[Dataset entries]
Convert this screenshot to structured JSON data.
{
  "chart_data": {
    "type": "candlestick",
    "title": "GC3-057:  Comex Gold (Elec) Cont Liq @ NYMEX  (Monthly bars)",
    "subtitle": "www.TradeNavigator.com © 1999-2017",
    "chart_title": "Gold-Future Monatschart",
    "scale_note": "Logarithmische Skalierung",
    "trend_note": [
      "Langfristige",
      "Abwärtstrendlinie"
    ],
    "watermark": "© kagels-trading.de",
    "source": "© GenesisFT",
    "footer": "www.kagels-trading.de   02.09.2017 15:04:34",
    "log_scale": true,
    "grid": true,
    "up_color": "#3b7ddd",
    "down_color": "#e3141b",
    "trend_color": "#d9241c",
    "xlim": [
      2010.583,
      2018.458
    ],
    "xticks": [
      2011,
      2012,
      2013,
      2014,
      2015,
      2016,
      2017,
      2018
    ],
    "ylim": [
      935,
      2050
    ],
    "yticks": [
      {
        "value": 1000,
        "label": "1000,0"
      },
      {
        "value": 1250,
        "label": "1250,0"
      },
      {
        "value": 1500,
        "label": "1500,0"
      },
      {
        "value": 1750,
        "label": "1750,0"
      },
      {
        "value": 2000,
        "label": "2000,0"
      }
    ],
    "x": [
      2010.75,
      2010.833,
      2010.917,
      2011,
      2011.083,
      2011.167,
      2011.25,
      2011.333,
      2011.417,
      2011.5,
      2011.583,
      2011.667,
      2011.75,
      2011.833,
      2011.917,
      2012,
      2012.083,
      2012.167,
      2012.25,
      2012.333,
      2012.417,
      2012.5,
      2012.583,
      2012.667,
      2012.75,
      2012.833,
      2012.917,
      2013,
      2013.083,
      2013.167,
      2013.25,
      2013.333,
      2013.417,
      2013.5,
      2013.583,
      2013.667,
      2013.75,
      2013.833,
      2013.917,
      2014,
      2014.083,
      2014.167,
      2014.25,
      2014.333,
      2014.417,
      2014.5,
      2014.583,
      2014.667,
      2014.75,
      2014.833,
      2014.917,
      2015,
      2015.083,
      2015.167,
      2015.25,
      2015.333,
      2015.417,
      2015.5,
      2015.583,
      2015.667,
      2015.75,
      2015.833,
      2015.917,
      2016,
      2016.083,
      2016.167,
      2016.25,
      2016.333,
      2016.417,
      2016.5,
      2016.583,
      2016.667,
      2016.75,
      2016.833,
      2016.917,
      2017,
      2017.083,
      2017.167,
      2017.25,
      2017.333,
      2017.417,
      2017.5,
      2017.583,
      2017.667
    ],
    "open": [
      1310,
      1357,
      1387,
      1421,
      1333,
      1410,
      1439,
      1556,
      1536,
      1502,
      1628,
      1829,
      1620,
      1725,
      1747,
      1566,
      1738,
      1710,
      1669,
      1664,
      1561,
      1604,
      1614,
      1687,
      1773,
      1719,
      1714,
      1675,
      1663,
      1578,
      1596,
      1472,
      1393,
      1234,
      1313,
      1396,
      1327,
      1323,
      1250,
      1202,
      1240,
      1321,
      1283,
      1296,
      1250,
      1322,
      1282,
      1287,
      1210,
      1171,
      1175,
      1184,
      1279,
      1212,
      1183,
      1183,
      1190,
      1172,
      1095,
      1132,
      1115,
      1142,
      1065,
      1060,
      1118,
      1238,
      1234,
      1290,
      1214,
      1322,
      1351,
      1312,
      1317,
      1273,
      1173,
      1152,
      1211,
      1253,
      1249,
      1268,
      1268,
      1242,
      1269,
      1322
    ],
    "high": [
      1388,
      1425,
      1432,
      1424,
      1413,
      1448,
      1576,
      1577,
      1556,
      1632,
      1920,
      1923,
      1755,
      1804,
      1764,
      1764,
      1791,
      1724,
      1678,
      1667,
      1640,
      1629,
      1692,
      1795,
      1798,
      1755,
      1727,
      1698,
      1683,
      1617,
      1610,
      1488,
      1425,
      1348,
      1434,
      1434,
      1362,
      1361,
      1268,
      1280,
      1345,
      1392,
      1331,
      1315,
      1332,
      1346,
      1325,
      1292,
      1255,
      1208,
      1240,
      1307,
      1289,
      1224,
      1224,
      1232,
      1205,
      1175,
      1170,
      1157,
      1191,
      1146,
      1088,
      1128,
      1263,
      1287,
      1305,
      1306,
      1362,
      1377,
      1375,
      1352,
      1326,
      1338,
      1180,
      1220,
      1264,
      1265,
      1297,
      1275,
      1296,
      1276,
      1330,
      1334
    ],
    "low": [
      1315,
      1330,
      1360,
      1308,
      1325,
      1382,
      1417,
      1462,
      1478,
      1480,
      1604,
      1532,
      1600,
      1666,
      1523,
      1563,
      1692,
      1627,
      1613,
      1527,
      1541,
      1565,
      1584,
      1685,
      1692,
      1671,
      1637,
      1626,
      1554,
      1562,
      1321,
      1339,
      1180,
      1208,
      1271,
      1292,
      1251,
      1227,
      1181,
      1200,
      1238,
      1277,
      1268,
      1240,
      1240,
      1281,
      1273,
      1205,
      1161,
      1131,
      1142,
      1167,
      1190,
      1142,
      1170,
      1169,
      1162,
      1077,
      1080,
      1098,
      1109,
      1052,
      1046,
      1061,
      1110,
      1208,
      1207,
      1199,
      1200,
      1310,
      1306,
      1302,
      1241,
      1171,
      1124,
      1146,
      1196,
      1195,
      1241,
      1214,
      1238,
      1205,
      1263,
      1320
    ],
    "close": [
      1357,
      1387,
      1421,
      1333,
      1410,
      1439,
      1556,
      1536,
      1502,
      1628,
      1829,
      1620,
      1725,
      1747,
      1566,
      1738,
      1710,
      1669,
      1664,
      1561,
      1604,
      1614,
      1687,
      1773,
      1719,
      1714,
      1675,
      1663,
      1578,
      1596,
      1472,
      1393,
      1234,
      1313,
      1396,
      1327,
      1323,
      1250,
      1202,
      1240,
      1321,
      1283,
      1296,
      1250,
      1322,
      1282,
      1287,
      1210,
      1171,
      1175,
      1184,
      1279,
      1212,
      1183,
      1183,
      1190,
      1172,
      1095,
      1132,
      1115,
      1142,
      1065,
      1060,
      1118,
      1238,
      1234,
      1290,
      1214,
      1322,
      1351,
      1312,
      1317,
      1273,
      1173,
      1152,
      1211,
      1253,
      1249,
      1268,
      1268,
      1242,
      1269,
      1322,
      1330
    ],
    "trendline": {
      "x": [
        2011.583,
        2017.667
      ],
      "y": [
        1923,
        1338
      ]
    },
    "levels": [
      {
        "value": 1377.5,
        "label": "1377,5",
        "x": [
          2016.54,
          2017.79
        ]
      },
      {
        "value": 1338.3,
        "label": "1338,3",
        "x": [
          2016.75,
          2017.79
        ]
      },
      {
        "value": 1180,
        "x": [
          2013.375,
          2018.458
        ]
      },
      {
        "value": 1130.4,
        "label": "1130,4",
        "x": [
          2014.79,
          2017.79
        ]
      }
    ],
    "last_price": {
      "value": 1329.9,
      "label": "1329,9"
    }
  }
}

● REQUIREMENT:
A single number is expected: how many lines in the records contain the string "value".

● RESPONSE TO THE EXERCISE:
10